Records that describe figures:
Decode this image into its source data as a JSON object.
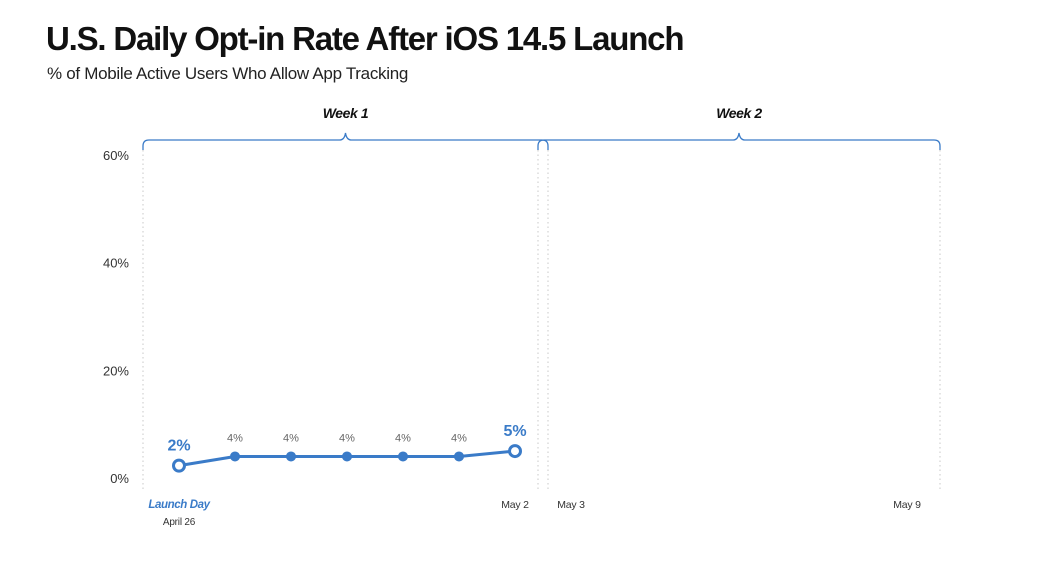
{
  "header": {
    "title": "U.S. Daily Opt-in Rate After iOS 14.5 Launch",
    "subtitle": "% of Mobile Active Users Who Allow App Tracking"
  },
  "colors": {
    "series": "#3a7bc8",
    "text": "#111111",
    "axis_text": "#333333",
    "data_label_small": "#666666",
    "grid": "#c8c8c8"
  },
  "chart_data": {
    "type": "line",
    "title": "U.S. Daily Opt-in Rate After iOS 14.5 Launch",
    "subtitle": "% of Mobile Active Users Who Allow App Tracking",
    "xlabel": "",
    "ylabel": "",
    "ylim": [
      0,
      60
    ],
    "y_ticks": [
      "0%",
      "20%",
      "40%",
      "60%"
    ],
    "x_day_range": [
      1,
      14
    ],
    "grid": false,
    "week_groups": [
      {
        "label": "Week 1",
        "start_day": 1,
        "end_day": 7
      },
      {
        "label": "Week 2",
        "start_day": 8,
        "end_day": 14
      }
    ],
    "x_tick_labels": [
      {
        "day": 1,
        "label": "Launch Day",
        "sublabel": "April 26",
        "style": "accent"
      },
      {
        "day": 7,
        "label": "May 2",
        "sublabel": "",
        "style": "normal"
      },
      {
        "day": 8,
        "label": "May 3",
        "sublabel": "",
        "style": "normal"
      },
      {
        "day": 14,
        "label": "May 9",
        "sublabel": "",
        "style": "normal"
      }
    ],
    "series": [
      {
        "x": [
          1,
          2,
          3,
          4,
          5,
          6,
          7
        ],
        "values": [
          2.3,
          4,
          4,
          4,
          4,
          4,
          5
        ],
        "data_labels": [
          "2%",
          "4%",
          "4%",
          "4%",
          "4%",
          "4%",
          "5%"
        ],
        "emphasized": [
          true,
          false,
          false,
          false,
          false,
          false,
          true
        ]
      }
    ]
  }
}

*SET PROBLEM*. Set each line of the records down exactly, leaving every picture out.

*TASK SOLUTION*.
Decode this image into its source data as a JSON object.
{
  "header": {
    "title": "U.S. Daily Opt-in Rate After iOS 14.5 Launch",
    "subtitle": "% of Mobile Active Users Who Allow App Tracking"
  },
  "colors": {
    "series": "#3a7bc8",
    "text": "#111111",
    "axis_text": "#333333",
    "data_label_small": "#666666",
    "grid": "#c8c8c8"
  },
  "chart_data": {
    "type": "line",
    "title": "U.S. Daily Opt-in Rate After iOS 14.5 Launch",
    "subtitle": "% of Mobile Active Users Who Allow App Tracking",
    "xlabel": "",
    "ylabel": "",
    "ylim": [
      0,
      60
    ],
    "y_ticks": [
      "0%",
      "20%",
      "40%",
      "60%"
    ],
    "x_day_range": [
      1,
      14
    ],
    "grid": false,
    "week_groups": [
      {
        "label": "Week 1",
        "start_day": 1,
        "end_day": 7
      },
      {
        "label": "Week 2",
        "start_day": 8,
        "end_day": 14
      }
    ],
    "x_tick_labels": [
      {
        "day": 1,
        "label": "Launch Day",
        "sublabel": "April 26",
        "style": "accent"
      },
      {
        "day": 7,
        "label": "May 2",
        "sublabel": "",
        "style": "normal"
      },
      {
        "day": 8,
        "label": "May 3",
        "sublabel": "",
        "style": "normal"
      },
      {
        "day": 14,
        "label": "May 9",
        "sublabel": "",
        "style": "normal"
      }
    ],
    "series": [
      {
        "x": [
          1,
          2,
          3,
          4,
          5,
          6,
          7
        ],
        "values": [
          2.3,
          4,
          4,
          4,
          4,
          4,
          5
        ],
        "data_labels": [
          "2%",
          "4%",
          "4%",
          "4%",
          "4%",
          "4%",
          "5%"
        ],
        "emphasized": [
          true,
          false,
          false,
          false,
          false,
          false,
          true
        ]
      }
    ]
  }
}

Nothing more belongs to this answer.